━━ SOURCE DATA

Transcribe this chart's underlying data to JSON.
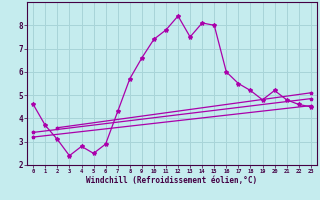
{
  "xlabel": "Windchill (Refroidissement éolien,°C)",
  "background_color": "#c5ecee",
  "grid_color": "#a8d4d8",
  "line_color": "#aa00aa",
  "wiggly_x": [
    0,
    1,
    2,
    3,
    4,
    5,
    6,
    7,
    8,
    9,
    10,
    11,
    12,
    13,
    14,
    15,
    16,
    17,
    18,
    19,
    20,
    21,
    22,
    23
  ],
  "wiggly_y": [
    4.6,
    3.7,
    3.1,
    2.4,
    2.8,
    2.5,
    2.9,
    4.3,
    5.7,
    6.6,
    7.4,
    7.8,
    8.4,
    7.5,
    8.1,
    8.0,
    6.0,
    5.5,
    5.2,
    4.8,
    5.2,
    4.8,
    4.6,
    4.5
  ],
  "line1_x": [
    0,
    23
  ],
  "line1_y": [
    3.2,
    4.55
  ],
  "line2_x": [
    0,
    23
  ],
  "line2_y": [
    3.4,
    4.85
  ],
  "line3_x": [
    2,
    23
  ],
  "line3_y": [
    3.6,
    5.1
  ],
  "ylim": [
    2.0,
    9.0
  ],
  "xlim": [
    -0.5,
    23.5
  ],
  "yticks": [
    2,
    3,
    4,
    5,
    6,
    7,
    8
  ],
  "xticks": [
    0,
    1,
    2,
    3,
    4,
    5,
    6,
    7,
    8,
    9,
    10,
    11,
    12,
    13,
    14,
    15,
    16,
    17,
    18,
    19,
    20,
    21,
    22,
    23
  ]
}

━━━━

◆ EXERCISE DIRECTIONS ◆
Reproduce the full listing above verbatim, with no pictures included.

◆ RESPONSE ◆
Transcribe this chart's underlying data to JSON.
{
  "xlabel": "Windchill (Refroidissement éolien,°C)",
  "background_color": "#c5ecee",
  "grid_color": "#a8d4d8",
  "line_color": "#aa00aa",
  "wiggly_x": [
    0,
    1,
    2,
    3,
    4,
    5,
    6,
    7,
    8,
    9,
    10,
    11,
    12,
    13,
    14,
    15,
    16,
    17,
    18,
    19,
    20,
    21,
    22,
    23
  ],
  "wiggly_y": [
    4.6,
    3.7,
    3.1,
    2.4,
    2.8,
    2.5,
    2.9,
    4.3,
    5.7,
    6.6,
    7.4,
    7.8,
    8.4,
    7.5,
    8.1,
    8.0,
    6.0,
    5.5,
    5.2,
    4.8,
    5.2,
    4.8,
    4.6,
    4.5
  ],
  "line1_x": [
    0,
    23
  ],
  "line1_y": [
    3.2,
    4.55
  ],
  "line2_x": [
    0,
    23
  ],
  "line2_y": [
    3.4,
    4.85
  ],
  "line3_x": [
    2,
    23
  ],
  "line3_y": [
    3.6,
    5.1
  ],
  "ylim": [
    2.0,
    9.0
  ],
  "xlim": [
    -0.5,
    23.5
  ],
  "yticks": [
    2,
    3,
    4,
    5,
    6,
    7,
    8
  ],
  "xticks": [
    0,
    1,
    2,
    3,
    4,
    5,
    6,
    7,
    8,
    9,
    10,
    11,
    12,
    13,
    14,
    15,
    16,
    17,
    18,
    19,
    20,
    21,
    22,
    23
  ]
}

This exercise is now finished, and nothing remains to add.